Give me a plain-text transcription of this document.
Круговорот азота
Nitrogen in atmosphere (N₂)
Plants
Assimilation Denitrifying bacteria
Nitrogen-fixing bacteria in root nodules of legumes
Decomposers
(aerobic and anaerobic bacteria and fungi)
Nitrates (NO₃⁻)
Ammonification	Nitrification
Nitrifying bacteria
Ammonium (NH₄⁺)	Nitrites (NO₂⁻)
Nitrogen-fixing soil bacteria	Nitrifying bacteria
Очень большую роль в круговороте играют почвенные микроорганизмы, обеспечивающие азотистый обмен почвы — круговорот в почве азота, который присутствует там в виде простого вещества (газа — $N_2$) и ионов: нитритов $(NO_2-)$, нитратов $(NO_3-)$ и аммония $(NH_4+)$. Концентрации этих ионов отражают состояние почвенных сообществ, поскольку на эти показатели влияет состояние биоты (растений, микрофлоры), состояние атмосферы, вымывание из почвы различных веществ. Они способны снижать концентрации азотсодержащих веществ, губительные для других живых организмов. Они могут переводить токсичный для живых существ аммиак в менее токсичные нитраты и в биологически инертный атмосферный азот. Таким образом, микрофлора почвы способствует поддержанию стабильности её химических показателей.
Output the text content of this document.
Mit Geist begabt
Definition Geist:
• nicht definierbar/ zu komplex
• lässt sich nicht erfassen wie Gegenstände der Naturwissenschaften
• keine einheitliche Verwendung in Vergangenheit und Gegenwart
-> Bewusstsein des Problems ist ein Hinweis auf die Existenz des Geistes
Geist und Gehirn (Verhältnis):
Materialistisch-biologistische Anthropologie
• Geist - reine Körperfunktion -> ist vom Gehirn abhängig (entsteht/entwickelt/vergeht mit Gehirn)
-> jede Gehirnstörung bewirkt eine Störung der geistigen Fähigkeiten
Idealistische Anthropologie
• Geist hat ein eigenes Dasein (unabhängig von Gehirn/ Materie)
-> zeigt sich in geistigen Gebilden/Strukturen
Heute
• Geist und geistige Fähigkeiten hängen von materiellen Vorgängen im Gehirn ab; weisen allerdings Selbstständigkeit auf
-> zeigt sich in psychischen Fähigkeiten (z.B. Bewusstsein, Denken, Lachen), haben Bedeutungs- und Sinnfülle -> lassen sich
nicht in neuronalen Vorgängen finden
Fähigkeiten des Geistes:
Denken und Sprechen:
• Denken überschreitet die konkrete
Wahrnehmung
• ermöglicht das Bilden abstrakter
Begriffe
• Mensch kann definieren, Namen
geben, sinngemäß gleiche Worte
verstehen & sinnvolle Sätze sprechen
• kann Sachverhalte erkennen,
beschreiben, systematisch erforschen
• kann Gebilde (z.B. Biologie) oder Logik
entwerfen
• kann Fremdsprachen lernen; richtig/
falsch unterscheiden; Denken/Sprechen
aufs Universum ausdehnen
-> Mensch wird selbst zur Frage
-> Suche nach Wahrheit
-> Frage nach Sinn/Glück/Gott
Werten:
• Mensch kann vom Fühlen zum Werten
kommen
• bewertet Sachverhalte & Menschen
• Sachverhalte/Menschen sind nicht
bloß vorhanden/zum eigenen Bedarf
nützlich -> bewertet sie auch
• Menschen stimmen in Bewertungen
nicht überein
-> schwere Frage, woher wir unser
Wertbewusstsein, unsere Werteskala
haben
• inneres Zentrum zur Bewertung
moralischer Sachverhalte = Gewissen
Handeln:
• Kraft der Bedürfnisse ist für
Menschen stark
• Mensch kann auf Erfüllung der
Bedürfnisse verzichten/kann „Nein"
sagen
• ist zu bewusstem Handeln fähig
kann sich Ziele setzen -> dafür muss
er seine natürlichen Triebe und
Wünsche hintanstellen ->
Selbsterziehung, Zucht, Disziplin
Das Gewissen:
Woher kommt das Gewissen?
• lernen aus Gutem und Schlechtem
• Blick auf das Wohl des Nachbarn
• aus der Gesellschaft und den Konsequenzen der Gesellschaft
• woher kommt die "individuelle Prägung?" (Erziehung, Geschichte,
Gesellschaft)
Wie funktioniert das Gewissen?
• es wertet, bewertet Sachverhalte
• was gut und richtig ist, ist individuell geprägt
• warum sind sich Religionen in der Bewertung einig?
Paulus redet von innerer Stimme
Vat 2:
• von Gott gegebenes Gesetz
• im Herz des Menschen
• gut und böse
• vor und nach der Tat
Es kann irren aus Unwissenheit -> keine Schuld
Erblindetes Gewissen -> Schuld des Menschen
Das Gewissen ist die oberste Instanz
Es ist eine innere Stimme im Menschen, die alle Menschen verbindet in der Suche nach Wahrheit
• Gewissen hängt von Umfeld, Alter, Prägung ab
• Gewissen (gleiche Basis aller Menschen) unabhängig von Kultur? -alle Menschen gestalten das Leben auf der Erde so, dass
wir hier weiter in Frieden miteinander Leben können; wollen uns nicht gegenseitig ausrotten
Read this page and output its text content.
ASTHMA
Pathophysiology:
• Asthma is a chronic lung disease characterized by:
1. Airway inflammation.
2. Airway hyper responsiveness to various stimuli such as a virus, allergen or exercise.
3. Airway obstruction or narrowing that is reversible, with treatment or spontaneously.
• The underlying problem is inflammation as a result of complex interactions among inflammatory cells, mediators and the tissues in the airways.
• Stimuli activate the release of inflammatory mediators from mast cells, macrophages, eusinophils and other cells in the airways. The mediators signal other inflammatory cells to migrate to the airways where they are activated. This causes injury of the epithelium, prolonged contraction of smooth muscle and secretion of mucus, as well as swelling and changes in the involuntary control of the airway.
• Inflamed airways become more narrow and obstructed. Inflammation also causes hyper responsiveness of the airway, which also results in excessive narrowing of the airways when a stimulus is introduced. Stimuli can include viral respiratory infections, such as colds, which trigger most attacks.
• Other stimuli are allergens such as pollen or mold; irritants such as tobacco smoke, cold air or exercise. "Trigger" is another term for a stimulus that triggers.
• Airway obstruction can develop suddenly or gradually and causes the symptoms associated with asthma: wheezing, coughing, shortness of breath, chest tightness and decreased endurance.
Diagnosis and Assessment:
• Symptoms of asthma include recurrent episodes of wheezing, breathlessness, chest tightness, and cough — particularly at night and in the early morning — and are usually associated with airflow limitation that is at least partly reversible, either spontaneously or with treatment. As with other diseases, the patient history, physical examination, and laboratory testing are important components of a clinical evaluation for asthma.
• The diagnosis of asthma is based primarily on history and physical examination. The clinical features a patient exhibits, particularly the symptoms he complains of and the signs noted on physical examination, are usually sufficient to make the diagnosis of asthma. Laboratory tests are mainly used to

------------------------------------

EXERCISE GOAL>
Above are the records; report each line in them that includes the word "reversible".

EXPECTED OUTPUT>
3. Airway obstruction or narrowing that is reversible, with treatment or spontaneously.
• Symptoms of asthma include recurrent episodes of wheezing, breathlessness, chest tightness, and cough — particularly at night and in the early morning — and are usually associated with airflow limitation that is at least partly reversible, either spontaneously or with treatment. As with other diseases, the patient history, physical examination, and laboratory testing are important components of a clinical evaluation for asthma.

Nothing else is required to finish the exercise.